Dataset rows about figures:
+ + +
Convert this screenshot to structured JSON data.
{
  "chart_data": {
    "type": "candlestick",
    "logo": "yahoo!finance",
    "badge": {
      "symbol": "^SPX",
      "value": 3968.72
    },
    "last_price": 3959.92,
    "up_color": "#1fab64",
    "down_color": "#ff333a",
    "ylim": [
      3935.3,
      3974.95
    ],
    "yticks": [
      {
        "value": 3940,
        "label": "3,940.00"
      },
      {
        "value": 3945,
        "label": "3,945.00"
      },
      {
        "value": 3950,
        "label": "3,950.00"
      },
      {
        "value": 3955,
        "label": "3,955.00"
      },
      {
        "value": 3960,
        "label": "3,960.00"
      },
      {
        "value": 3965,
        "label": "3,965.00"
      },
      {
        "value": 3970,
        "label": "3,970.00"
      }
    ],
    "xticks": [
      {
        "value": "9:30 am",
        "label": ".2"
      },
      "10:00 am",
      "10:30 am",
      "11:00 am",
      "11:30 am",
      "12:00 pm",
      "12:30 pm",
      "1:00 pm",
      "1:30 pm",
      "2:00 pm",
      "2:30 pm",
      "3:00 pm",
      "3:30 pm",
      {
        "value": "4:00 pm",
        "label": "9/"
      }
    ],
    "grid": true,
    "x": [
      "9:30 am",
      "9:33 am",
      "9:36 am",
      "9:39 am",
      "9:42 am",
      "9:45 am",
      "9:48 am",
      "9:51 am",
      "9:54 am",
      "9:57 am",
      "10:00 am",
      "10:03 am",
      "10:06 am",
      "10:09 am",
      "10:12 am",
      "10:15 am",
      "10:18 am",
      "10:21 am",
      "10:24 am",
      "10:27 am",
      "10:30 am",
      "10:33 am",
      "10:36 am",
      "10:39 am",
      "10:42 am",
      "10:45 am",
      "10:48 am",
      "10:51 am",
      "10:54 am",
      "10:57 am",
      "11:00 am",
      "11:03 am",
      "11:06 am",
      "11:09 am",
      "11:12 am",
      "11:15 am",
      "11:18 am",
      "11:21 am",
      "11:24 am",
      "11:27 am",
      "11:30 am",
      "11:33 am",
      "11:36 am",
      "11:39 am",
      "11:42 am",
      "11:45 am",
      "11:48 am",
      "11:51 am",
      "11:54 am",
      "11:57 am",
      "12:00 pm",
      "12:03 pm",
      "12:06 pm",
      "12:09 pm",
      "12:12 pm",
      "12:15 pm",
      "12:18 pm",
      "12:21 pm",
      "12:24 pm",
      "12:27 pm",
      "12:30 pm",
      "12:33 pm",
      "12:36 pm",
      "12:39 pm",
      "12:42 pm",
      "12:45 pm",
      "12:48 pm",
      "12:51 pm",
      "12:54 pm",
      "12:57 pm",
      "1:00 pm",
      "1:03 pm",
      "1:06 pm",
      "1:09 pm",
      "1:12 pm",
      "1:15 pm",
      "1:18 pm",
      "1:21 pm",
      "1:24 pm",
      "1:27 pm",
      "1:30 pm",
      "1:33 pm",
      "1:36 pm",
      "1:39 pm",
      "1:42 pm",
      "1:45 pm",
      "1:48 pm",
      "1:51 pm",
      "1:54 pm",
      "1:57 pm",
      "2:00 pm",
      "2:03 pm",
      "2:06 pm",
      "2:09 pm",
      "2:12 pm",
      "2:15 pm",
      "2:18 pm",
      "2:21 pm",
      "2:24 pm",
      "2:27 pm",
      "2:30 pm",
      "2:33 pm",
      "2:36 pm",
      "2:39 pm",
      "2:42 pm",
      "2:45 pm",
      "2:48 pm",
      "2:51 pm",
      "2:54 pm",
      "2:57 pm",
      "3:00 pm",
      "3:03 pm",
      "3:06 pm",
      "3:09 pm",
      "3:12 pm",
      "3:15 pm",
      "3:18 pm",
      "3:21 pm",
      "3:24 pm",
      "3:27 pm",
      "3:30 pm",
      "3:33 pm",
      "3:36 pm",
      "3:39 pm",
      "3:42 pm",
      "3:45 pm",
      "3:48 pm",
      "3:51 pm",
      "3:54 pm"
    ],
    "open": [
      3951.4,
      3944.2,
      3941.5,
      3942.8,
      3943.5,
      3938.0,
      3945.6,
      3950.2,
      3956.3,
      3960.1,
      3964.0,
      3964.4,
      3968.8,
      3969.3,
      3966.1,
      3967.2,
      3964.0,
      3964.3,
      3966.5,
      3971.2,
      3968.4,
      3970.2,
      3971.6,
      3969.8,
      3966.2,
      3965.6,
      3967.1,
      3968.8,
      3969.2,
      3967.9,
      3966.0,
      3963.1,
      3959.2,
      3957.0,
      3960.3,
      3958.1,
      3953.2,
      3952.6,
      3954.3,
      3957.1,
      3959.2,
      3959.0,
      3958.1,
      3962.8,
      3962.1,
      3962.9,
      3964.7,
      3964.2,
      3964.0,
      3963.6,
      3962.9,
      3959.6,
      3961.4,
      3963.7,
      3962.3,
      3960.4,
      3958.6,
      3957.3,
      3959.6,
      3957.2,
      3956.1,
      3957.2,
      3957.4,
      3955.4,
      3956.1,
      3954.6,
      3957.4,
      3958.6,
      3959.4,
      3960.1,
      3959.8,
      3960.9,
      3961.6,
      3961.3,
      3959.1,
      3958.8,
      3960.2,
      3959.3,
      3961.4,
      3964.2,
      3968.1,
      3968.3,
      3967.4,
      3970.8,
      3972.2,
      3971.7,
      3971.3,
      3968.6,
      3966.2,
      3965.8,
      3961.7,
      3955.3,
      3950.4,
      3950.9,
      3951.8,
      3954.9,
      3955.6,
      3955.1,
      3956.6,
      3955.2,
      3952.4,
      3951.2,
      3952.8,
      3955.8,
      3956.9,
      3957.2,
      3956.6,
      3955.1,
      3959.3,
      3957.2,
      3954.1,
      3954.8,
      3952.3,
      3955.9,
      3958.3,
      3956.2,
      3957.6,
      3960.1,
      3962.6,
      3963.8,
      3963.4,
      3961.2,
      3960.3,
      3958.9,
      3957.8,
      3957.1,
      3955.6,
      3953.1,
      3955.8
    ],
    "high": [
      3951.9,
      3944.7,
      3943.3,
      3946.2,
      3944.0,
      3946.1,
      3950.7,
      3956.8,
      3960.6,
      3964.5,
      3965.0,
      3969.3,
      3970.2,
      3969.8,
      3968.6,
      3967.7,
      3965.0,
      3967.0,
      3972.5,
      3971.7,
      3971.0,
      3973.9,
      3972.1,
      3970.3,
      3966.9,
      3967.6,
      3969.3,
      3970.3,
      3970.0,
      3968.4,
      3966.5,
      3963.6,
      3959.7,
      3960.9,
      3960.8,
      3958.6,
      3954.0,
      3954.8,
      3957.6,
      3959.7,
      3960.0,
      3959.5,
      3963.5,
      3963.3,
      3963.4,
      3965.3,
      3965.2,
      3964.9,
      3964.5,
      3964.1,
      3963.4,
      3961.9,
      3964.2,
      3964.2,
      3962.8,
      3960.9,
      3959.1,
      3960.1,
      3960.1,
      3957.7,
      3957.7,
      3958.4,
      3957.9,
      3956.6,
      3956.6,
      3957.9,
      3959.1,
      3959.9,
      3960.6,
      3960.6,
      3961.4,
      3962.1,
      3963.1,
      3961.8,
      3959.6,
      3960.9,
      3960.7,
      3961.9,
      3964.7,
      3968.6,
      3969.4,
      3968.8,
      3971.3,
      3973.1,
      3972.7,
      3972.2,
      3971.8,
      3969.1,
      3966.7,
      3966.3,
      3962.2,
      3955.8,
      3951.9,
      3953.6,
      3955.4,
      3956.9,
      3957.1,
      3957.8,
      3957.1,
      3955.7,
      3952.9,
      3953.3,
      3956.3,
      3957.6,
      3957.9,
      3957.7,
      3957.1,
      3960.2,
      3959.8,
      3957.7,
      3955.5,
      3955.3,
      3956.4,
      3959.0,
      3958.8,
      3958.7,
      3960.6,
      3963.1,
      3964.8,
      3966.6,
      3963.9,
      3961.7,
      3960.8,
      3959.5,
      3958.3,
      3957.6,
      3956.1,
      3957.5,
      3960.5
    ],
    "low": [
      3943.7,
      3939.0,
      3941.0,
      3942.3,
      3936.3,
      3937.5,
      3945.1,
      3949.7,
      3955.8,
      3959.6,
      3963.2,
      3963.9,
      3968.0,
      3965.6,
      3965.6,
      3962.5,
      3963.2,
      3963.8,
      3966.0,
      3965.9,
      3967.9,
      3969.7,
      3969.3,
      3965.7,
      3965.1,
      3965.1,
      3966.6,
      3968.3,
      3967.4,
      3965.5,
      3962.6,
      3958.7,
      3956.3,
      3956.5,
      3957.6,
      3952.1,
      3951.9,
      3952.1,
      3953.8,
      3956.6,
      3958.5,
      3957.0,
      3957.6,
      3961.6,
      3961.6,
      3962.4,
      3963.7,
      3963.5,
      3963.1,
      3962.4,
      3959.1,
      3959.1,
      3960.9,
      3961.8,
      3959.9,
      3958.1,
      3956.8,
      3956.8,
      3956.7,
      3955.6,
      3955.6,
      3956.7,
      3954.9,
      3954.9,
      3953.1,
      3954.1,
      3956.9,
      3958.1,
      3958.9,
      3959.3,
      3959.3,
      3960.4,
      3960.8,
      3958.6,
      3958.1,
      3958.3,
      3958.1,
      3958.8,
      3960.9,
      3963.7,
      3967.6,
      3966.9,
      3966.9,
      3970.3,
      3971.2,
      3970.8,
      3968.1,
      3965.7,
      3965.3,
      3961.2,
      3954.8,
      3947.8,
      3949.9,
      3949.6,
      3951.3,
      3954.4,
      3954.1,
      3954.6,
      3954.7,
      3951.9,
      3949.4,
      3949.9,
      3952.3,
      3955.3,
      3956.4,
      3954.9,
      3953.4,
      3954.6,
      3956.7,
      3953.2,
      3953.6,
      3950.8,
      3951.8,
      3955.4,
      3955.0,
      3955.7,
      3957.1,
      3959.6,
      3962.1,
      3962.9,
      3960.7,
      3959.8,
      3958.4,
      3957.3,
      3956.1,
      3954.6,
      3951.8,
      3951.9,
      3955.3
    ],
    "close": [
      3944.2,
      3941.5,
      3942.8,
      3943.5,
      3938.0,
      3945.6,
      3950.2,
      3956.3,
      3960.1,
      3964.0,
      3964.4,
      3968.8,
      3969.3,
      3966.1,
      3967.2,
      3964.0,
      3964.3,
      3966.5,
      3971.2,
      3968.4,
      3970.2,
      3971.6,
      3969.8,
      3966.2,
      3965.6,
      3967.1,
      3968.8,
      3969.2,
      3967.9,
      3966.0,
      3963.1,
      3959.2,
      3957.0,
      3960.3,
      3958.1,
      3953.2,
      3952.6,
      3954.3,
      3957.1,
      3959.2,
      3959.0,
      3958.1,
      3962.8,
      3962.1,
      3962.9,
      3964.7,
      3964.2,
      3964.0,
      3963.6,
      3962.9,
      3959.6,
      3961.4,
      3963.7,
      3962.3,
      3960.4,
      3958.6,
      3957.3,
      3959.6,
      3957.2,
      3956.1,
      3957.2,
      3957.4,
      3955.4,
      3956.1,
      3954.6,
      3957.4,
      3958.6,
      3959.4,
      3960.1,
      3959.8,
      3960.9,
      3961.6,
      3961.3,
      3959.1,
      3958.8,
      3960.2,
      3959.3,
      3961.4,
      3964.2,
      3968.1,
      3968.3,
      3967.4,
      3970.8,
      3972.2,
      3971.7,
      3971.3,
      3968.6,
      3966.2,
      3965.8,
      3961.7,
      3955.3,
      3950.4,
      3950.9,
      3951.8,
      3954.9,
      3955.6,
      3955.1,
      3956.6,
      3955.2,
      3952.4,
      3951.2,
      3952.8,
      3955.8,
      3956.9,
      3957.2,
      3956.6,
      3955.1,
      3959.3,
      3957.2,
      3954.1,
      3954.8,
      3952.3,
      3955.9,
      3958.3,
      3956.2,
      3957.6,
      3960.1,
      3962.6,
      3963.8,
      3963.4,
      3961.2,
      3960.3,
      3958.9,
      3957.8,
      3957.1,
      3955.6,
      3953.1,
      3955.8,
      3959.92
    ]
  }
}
+ + +
» TO DO: Return all lines of the material above in which the word "label" occurs.

» FULL ANSWER:
        "label": "3,940.00"
        "label": "3,945.00"
        "label": "3,950.00"
        "label": "3,955.00"
        "label": "3,960.00"
        "label": "3,965.00"
        "label": "3,970.00"
        "label": ".2"
        "label": "9/"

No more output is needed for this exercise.